Stored data
(begin)
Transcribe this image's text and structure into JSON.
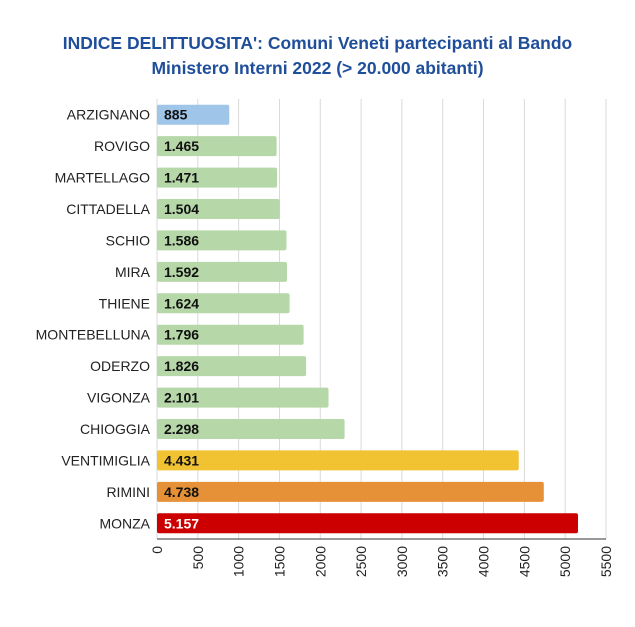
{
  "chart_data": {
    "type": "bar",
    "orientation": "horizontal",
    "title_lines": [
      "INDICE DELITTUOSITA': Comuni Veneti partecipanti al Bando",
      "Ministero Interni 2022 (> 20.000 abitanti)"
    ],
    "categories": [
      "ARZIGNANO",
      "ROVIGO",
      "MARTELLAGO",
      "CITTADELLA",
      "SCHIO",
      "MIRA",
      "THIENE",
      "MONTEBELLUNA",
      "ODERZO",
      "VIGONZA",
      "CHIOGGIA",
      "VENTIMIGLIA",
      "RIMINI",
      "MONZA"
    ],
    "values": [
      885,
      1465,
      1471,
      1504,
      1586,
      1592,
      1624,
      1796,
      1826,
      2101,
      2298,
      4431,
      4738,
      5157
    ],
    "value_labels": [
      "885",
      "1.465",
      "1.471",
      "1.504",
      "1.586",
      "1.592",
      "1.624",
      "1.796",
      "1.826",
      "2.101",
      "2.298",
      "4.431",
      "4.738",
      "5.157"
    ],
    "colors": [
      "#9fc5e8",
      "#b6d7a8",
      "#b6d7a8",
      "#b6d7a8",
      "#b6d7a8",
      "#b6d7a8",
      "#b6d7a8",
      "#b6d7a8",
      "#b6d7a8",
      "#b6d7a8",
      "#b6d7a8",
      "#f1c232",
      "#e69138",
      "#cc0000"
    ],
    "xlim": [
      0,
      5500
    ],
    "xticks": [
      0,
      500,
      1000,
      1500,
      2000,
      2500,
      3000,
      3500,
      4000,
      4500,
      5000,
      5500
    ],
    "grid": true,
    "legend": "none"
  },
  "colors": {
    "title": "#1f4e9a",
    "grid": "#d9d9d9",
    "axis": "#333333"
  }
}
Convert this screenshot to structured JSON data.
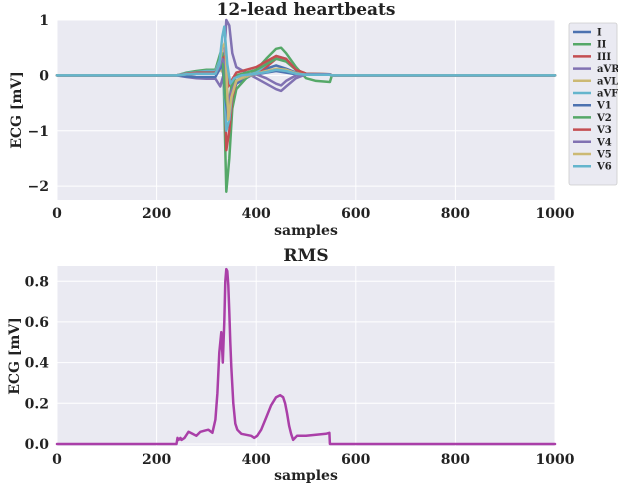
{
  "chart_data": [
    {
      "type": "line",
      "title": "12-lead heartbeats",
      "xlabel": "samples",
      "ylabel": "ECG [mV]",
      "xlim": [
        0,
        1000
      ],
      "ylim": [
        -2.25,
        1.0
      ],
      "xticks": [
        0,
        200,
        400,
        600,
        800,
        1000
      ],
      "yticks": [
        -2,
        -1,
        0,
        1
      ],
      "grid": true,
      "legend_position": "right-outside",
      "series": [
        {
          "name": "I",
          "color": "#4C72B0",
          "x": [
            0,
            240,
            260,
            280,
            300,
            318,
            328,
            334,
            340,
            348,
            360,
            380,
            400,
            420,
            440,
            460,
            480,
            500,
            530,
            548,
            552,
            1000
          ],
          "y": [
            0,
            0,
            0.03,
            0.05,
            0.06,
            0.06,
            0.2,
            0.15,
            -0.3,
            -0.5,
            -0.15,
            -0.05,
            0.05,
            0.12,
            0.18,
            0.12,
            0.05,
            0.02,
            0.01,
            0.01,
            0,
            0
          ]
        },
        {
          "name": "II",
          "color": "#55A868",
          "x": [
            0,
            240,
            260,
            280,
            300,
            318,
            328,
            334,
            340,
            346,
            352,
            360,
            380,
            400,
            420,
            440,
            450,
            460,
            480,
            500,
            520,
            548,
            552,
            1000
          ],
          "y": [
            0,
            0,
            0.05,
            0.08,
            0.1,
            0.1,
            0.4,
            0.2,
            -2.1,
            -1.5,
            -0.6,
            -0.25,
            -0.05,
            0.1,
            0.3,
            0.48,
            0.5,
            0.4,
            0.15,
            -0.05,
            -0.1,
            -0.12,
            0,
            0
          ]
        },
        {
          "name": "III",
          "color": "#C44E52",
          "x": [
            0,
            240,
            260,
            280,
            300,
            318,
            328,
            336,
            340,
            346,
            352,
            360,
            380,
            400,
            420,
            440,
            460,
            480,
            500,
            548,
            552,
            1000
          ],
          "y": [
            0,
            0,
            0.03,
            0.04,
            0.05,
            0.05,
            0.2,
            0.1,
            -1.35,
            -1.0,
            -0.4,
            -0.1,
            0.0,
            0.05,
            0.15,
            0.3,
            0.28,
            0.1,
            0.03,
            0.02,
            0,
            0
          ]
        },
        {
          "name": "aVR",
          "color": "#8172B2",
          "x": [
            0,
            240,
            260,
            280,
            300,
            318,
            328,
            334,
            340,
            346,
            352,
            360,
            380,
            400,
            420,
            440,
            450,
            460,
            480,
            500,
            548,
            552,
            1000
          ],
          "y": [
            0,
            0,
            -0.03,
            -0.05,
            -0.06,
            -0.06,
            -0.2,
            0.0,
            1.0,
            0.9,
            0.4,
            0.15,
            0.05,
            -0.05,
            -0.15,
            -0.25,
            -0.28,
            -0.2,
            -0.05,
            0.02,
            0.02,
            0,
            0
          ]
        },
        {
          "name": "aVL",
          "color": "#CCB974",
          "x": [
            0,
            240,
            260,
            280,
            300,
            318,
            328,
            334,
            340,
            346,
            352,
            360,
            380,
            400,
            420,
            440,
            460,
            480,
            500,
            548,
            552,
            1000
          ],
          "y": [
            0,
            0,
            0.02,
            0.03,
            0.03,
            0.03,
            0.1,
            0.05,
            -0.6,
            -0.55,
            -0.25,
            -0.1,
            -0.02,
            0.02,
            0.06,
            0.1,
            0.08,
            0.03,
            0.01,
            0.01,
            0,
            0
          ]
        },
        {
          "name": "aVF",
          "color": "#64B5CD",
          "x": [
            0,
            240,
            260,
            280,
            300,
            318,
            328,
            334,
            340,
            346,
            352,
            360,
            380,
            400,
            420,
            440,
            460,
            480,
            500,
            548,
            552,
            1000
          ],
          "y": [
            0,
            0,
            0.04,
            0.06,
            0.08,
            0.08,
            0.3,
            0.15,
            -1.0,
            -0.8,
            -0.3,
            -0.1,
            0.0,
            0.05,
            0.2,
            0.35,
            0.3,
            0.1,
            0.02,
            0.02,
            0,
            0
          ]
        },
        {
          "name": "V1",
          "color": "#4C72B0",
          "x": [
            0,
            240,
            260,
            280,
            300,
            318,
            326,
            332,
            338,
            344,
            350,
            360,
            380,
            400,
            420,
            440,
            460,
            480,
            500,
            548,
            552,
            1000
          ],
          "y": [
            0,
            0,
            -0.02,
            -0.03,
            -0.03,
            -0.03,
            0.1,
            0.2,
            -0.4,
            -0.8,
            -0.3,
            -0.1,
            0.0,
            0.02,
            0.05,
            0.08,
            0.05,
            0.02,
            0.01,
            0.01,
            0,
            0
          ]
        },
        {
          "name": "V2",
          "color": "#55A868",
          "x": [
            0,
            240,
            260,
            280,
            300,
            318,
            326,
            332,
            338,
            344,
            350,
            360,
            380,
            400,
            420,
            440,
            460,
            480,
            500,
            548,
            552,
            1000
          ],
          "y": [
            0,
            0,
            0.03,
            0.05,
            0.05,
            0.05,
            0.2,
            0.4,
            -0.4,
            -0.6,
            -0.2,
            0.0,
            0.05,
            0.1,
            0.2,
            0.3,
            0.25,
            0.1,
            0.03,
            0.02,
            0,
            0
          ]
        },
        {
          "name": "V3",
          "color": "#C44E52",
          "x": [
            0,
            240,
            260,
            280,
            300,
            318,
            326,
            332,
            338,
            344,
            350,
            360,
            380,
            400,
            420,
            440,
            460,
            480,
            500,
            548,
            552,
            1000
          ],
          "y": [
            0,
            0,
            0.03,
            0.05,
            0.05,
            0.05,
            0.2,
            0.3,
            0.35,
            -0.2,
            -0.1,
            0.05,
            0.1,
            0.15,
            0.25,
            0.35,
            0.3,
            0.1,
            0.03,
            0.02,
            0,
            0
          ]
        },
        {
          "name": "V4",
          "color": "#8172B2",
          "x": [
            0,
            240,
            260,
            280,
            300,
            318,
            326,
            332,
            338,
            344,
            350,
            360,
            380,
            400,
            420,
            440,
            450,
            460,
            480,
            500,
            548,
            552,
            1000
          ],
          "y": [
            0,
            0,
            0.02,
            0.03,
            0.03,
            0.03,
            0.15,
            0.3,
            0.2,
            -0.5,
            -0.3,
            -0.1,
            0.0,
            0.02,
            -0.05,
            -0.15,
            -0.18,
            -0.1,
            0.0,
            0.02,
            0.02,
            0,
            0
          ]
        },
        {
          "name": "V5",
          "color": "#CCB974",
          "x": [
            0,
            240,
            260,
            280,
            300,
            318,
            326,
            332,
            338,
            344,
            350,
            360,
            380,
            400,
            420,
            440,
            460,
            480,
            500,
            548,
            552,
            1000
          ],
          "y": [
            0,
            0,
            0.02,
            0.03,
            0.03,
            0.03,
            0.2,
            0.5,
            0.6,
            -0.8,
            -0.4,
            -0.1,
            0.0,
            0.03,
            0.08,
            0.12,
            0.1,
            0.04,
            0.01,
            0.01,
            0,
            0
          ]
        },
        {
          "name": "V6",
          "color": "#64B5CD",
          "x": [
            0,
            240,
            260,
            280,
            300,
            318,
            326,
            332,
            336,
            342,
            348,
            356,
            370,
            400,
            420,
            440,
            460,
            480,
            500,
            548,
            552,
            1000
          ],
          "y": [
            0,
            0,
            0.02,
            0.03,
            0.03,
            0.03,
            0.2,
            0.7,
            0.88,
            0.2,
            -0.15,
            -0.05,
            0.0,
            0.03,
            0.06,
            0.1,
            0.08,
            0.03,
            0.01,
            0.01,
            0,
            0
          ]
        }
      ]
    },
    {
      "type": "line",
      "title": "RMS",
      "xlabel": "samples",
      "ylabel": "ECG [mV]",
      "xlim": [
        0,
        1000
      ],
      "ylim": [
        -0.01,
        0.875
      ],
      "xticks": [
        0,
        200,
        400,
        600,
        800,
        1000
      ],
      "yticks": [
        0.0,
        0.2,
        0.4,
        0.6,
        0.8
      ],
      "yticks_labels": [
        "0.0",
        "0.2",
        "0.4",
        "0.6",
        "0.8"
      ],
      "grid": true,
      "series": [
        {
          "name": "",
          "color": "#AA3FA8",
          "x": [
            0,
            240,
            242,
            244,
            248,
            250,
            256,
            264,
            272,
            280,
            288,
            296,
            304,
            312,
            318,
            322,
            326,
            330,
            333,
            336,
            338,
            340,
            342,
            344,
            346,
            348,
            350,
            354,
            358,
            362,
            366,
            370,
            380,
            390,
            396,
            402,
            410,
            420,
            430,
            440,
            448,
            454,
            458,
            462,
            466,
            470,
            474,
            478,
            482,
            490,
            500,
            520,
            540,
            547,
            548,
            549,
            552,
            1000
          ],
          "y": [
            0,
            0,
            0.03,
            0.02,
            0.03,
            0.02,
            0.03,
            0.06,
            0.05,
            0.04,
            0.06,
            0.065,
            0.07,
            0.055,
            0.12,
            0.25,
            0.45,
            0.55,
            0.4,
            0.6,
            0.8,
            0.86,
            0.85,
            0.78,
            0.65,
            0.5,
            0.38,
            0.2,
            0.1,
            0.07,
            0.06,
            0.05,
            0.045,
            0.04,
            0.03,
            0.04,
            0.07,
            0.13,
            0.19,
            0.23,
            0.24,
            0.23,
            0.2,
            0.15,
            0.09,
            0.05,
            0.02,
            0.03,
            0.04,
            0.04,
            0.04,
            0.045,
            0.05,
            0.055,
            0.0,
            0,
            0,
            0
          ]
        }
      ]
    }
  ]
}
(end)
* **Exercise directions**: In the material above, show every line where the word "JSON" turns up.

* **Answer to this problem**:
Transcribe this image's text and structure into JSON.
Convert this screenshot to structured JSON data.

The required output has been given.